▸ SHORT EXERCISE
Return each line containing "Year".

▸ GIVEN DATA
[BEGIN]
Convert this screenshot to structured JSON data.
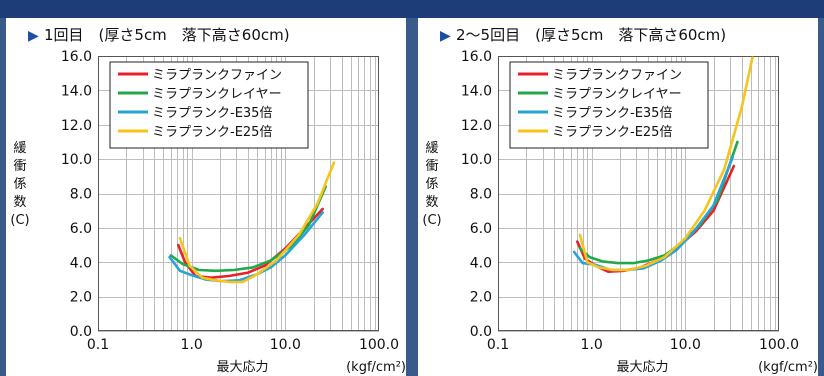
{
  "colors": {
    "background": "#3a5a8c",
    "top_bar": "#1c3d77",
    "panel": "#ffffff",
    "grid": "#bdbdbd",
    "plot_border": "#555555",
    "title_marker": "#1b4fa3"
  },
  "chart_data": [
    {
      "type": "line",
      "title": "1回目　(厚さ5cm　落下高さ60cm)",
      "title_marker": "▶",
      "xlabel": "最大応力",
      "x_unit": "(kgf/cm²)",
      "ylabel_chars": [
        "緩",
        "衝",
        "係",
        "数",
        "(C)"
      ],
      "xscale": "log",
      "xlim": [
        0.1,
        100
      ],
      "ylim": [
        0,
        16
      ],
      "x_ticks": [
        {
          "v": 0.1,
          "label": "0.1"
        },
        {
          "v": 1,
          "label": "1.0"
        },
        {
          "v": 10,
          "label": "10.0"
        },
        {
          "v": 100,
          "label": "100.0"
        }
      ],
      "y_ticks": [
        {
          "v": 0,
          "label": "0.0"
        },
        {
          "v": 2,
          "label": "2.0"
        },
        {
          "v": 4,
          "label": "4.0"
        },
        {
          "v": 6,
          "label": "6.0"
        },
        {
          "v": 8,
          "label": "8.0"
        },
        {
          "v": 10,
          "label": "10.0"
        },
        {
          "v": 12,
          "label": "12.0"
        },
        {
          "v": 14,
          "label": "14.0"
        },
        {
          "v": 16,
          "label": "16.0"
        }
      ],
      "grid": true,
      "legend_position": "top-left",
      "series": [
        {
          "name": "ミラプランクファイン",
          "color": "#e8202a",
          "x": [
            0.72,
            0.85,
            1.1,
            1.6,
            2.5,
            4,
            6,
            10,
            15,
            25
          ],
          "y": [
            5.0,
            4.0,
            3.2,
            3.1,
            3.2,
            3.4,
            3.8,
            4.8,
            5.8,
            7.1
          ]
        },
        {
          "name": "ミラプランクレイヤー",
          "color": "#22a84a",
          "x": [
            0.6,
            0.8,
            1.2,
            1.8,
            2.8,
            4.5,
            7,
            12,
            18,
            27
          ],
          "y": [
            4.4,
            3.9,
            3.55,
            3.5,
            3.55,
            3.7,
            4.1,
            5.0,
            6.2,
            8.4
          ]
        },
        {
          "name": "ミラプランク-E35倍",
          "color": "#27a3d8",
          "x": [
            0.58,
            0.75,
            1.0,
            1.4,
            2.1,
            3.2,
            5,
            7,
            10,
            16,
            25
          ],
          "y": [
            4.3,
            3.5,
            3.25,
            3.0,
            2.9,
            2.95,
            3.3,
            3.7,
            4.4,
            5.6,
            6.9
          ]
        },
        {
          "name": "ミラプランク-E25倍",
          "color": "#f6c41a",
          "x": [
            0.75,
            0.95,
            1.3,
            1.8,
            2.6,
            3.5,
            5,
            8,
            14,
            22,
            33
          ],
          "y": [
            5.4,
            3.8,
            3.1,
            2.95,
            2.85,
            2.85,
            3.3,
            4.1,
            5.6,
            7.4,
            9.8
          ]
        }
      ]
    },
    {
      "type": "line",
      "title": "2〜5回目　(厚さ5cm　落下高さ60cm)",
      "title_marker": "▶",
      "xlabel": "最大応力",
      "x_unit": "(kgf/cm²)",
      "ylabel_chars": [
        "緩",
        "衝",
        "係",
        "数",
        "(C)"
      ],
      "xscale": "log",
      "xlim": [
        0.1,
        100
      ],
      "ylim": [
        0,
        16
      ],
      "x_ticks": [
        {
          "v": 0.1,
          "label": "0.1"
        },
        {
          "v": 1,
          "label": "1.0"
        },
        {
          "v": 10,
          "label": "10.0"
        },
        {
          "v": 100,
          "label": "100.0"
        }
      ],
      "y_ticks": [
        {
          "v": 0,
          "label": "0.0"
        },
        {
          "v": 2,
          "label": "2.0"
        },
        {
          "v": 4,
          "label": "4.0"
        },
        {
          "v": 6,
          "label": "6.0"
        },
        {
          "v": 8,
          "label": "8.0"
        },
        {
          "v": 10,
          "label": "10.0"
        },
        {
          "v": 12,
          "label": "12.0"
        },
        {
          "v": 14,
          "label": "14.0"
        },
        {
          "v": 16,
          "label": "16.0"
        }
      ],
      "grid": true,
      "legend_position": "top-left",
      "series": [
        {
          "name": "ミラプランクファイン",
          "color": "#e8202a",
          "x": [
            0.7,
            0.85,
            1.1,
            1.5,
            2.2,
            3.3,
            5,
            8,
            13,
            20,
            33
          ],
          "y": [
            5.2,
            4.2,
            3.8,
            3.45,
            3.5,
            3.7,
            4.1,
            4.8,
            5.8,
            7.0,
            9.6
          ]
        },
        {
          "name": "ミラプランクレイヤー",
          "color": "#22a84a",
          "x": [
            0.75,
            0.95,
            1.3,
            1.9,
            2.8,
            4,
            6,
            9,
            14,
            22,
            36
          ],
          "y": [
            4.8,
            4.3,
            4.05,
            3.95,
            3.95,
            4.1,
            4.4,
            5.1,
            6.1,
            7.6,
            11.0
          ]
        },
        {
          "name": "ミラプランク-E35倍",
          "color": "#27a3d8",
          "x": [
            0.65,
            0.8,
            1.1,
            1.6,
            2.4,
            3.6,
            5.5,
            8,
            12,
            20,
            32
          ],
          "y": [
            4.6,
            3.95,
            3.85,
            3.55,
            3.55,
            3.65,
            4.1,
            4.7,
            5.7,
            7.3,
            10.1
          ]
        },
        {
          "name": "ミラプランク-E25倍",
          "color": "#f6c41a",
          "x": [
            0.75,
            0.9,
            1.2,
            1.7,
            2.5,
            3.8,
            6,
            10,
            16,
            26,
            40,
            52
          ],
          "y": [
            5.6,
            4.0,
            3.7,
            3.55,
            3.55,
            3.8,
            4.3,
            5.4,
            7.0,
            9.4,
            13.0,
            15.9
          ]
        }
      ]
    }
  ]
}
[END]
[BEGIN]
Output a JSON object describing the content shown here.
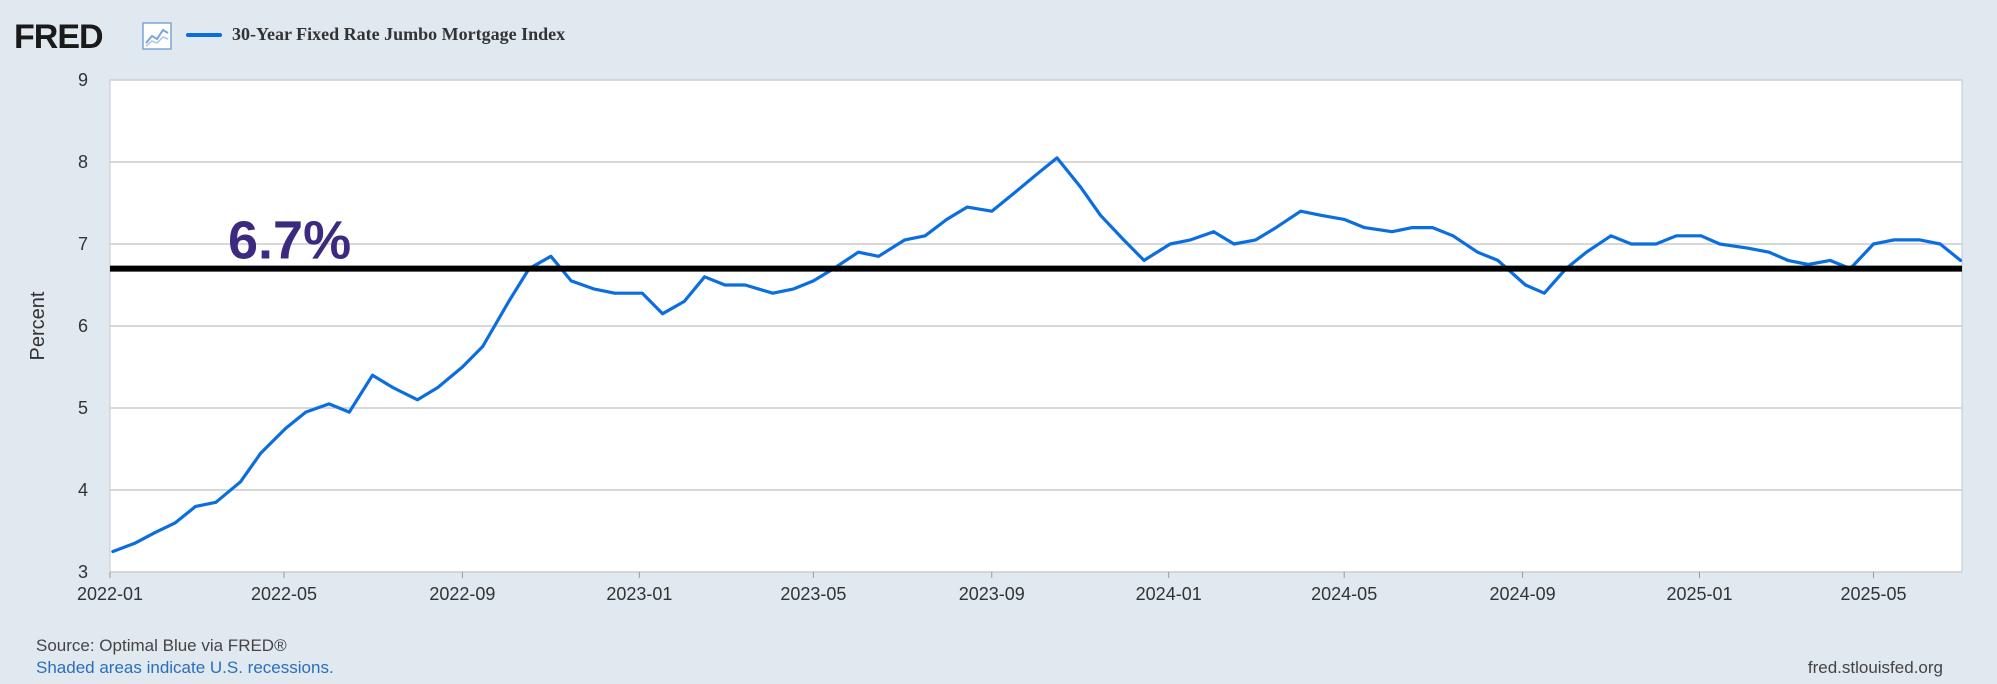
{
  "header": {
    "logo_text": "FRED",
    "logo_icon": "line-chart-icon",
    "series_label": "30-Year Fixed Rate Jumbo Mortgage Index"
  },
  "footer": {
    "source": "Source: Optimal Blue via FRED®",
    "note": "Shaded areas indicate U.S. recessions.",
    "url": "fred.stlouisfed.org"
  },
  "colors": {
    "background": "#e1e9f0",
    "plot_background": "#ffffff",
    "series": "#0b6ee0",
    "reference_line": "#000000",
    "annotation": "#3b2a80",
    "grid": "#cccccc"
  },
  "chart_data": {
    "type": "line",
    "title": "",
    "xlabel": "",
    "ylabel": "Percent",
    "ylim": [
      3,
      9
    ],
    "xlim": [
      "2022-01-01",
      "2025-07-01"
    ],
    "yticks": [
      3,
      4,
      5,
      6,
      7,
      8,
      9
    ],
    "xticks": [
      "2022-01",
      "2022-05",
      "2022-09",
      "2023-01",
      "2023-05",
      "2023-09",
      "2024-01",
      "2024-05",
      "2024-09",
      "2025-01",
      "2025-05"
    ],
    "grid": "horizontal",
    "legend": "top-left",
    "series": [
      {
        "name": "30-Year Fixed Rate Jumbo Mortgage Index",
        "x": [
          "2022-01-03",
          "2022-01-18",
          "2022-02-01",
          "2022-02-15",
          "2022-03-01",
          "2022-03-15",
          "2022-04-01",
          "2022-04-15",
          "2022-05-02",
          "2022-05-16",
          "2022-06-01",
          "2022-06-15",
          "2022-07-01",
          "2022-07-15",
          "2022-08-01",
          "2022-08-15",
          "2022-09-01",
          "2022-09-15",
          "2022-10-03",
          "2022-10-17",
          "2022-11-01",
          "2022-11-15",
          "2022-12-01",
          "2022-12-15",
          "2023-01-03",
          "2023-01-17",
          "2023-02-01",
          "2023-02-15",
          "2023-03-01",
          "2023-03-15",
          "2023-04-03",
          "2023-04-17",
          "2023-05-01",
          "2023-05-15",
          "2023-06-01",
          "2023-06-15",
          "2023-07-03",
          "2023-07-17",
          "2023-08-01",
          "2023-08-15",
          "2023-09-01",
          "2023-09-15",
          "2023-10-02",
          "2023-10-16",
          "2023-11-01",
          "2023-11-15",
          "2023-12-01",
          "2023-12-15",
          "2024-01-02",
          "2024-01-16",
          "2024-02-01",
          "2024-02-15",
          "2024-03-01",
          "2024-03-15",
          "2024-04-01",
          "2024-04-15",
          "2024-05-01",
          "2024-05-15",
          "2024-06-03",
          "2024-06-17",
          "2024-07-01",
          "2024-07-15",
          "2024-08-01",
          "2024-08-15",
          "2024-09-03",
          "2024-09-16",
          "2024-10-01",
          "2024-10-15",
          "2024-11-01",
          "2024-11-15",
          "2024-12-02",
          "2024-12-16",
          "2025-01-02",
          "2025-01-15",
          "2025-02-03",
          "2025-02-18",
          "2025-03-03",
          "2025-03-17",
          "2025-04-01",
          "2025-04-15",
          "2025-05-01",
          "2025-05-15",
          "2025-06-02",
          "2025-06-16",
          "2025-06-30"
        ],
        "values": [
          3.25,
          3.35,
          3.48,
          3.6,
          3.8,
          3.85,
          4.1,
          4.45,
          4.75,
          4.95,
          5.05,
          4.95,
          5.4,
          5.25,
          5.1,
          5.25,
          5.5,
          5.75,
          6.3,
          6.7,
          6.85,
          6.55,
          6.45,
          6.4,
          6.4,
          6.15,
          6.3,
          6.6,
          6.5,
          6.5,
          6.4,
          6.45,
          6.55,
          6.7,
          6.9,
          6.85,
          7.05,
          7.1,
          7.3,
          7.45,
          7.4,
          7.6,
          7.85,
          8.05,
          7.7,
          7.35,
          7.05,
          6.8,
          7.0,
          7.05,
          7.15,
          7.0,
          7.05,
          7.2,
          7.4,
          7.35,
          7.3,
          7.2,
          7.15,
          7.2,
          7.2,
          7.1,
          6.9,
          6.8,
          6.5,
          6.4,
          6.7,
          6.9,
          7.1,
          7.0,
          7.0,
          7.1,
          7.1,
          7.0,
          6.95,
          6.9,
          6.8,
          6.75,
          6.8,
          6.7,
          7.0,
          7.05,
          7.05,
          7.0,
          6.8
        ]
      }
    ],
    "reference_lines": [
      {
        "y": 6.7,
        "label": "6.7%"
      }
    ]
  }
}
[END]
▸ ANSWER
    "series_label": "30-Year Fixed Rate Jumbo Mortgage Index"
        "name": "30-Year Fixed Rate Jumbo Mortgage Index",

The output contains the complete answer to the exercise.